• Task
Every line of the material is to be quoted verbatim, minus the pictures.

• Dataset items

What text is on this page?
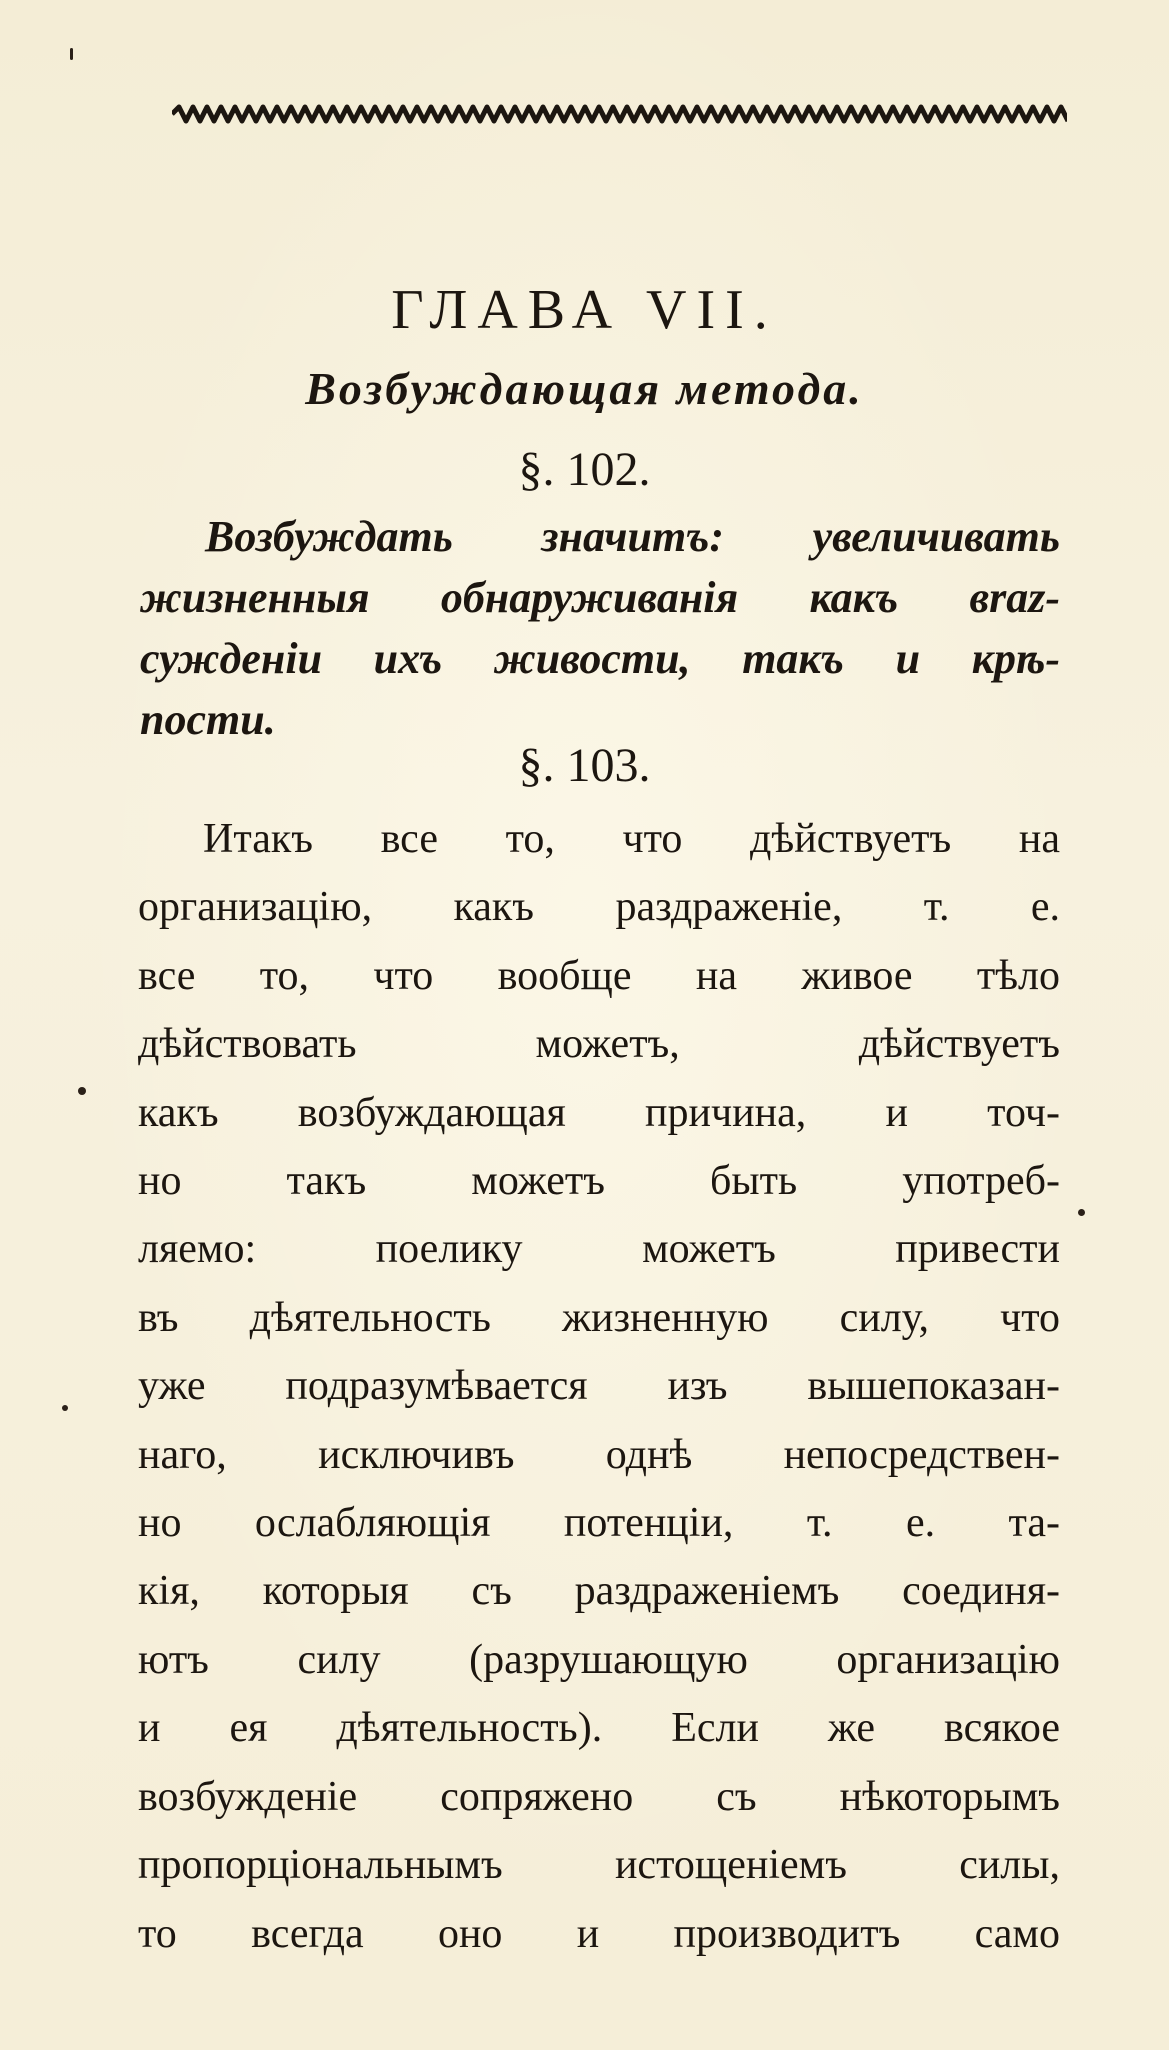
ГЛАВА VII.
Возбуждающая метода.
§. 102.
Возбуждать значитъ: увеличивать
жизненныя обнаруживанія какъ вraz-
сужденіи ихъ живости, такъ и крѣ-
пости.
§. 103.
Итакъ все то, что дѣйствуетъ на
организацію, какъ раздраженіе, т. е.
все то, что вообще на живое тѣло
дѣйствовать можетъ, дѣйствуетъ
какъ возбуждающая причина, и точ-
но такъ можетъ быть употреб-
ляемо: поелику можетъ привести
въ дѣятельность жизненную силу, что
уже подразумѣвается изъ вышепоказан-
наго, исключивъ однѣ непосредствен-
но ослабляющія потенціи, т. е. та-
кія, которыя съ раздраженіемъ соединя-
ютъ силу (разрушающую организацію
и ея дѣятельность). Если же всякое
возбужденіе сопряжено съ нѣкоторымъ
пропорціональнымъ истощеніемъ силы,
то всегда оно и производитъ само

• Solution to this problem
What text is on this page?
ГЛАВА VII.
Возбуждающая метода.
§. 102.
Возбуждать значитъ: увеличивать
жизненныя обнаруживанія какъ вraz-
сужденіи ихъ живости, такъ и крѣ-
пости.
§. 103.
Итакъ все то, что дѣйствуетъ на
организацію, какъ раздраженіе, т. е.
все то, что вообще на живое тѣло
дѣйствовать можетъ, дѣйствуетъ
какъ возбуждающая причина, и точ-
но такъ можетъ быть употреб-
ляемо: поелику можетъ привести
въ дѣятельность жизненную силу, что
уже подразумѣвается изъ вышепоказан-
наго, исключивъ однѣ непосредствен-
но ослабляющія потенціи, т. е. та-
кія, которыя съ раздраженіемъ соединя-
ютъ силу (разрушающую организацію
и ея дѣятельность). Если же всякое
возбужденіе сопряжено съ нѣкоторымъ
пропорціональнымъ истощеніемъ силы,
то всегда оно и производитъ само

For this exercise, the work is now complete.